■ Stated task
Can you reproduce the data beneath, keeping every line exact?

■ Information shown
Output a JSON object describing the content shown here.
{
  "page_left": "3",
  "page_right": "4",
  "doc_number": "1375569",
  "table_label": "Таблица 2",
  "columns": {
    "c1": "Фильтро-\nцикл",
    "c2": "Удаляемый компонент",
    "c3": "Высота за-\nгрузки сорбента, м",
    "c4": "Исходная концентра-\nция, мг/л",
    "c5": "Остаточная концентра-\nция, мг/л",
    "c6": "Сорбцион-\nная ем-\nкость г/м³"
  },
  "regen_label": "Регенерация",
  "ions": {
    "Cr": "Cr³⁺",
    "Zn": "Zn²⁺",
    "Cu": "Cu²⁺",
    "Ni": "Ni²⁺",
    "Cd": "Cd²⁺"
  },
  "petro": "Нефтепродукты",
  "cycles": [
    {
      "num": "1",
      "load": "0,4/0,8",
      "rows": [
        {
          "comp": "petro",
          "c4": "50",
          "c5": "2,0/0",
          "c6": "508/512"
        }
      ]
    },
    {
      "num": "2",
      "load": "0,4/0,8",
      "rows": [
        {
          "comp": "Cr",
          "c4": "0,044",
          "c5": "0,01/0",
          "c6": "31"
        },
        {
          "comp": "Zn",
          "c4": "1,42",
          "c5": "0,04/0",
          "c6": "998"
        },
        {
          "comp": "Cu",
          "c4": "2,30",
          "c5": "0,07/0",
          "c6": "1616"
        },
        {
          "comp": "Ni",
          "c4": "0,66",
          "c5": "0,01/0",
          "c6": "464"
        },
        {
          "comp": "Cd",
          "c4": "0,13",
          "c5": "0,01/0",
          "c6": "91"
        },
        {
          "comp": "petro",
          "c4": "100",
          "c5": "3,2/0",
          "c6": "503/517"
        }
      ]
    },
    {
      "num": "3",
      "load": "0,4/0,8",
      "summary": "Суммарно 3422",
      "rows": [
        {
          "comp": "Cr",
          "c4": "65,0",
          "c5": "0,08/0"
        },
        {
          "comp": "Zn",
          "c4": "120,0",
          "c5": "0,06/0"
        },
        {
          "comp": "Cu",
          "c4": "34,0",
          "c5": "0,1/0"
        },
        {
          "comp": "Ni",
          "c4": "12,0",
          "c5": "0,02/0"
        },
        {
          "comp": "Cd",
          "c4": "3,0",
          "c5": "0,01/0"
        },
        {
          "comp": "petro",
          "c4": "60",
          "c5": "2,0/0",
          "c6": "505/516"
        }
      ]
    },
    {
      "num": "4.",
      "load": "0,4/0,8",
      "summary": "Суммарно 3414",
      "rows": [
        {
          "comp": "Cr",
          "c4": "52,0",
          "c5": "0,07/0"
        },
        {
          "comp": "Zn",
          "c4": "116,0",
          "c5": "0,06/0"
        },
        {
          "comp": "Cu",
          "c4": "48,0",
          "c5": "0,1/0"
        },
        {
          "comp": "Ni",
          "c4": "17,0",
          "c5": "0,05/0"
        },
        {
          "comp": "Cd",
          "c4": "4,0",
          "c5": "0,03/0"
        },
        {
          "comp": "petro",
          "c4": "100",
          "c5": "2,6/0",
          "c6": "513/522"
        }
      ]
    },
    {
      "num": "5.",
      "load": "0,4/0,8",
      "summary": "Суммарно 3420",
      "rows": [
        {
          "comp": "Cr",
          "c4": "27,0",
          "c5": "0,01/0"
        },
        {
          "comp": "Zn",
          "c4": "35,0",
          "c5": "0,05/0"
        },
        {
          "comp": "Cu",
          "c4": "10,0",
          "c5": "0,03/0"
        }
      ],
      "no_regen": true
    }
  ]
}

■ The output
Output a JSON object describing the content shown here.
{
  "page_left": "3",
  "page_right": "4",
  "doc_number": "1375569",
  "table_label": "Таблица 2",
  "columns": {
    "c1": "Фильтро-\nцикл",
    "c2": "Удаляемый компонент",
    "c3": "Высота за-\nгрузки сорбента, м",
    "c4": "Исходная концентра-\nция, мг/л",
    "c5": "Остаточная концентра-\nция, мг/л",
    "c6": "Сорбцион-\nная ем-\nкость г/м³"
  },
  "regen_label": "Регенерация",
  "ions": {
    "Cr": "Cr³⁺",
    "Zn": "Zn²⁺",
    "Cu": "Cu²⁺",
    "Ni": "Ni²⁺",
    "Cd": "Cd²⁺"
  },
  "petro": "Нефтепродукты",
  "cycles": [
    {
      "num": "1",
      "load": "0,4/0,8",
      "rows": [
        {
          "comp": "petro",
          "c4": "50",
          "c5": "2,0/0",
          "c6": "508/512"
        }
      ]
    },
    {
      "num": "2",
      "load": "0,4/0,8",
      "rows": [
        {
          "comp": "Cr",
          "c4": "0,044",
          "c5": "0,01/0",
          "c6": "31"
        },
        {
          "comp": "Zn",
          "c4": "1,42",
          "c5": "0,04/0",
          "c6": "998"
        },
        {
          "comp": "Cu",
          "c4": "2,30",
          "c5": "0,07/0",
          "c6": "1616"
        },
        {
          "comp": "Ni",
          "c4": "0,66",
          "c5": "0,01/0",
          "c6": "464"
        },
        {
          "comp": "Cd",
          "c4": "0,13",
          "c5": "0,01/0",
          "c6": "91"
        },
        {
          "comp": "petro",
          "c4": "100",
          "c5": "3,2/0",
          "c6": "503/517"
        }
      ]
    },
    {
      "num": "3",
      "load": "0,4/0,8",
      "summary": "Суммарно 3422",
      "rows": [
        {
          "comp": "Cr",
          "c4": "65,0",
          "c5": "0,08/0"
        },
        {
          "comp": "Zn",
          "c4": "120,0",
          "c5": "0,06/0"
        },
        {
          "comp": "Cu",
          "c4": "34,0",
          "c5": "0,1/0"
        },
        {
          "comp": "Ni",
          "c4": "12,0",
          "c5": "0,02/0"
        },
        {
          "comp": "Cd",
          "c4": "3,0",
          "c5": "0,01/0"
        },
        {
          "comp": "petro",
          "c4": "60",
          "c5": "2,0/0",
          "c6": "505/516"
        }
      ]
    },
    {
      "num": "4.",
      "load": "0,4/0,8",
      "summary": "Суммарно 3414",
      "rows": [
        {
          "comp": "Cr",
          "c4": "52,0",
          "c5": "0,07/0"
        },
        {
          "comp": "Zn",
          "c4": "116,0",
          "c5": "0,06/0"
        },
        {
          "comp": "Cu",
          "c4": "48,0",
          "c5": "0,1/0"
        },
        {
          "comp": "Ni",
          "c4": "17,0",
          "c5": "0,05/0"
        },
        {
          "comp": "Cd",
          "c4": "4,0",
          "c5": "0,03/0"
        },
        {
          "comp": "petro",
          "c4": "100",
          "c5": "2,6/0",
          "c6": "513/522"
        }
      ]
    },
    {
      "num": "5.",
      "load": "0,4/0,8",
      "summary": "Суммарно 3420",
      "rows": [
        {
          "comp": "Cr",
          "c4": "27,0",
          "c5": "0,01/0"
        },
        {
          "comp": "Zn",
          "c4": "35,0",
          "c5": "0,05/0"
        },
        {
          "comp": "Cu",
          "c4": "10,0",
          "c5": "0,03/0"
        }
      ],
      "no_regen": true
    }
  ]
}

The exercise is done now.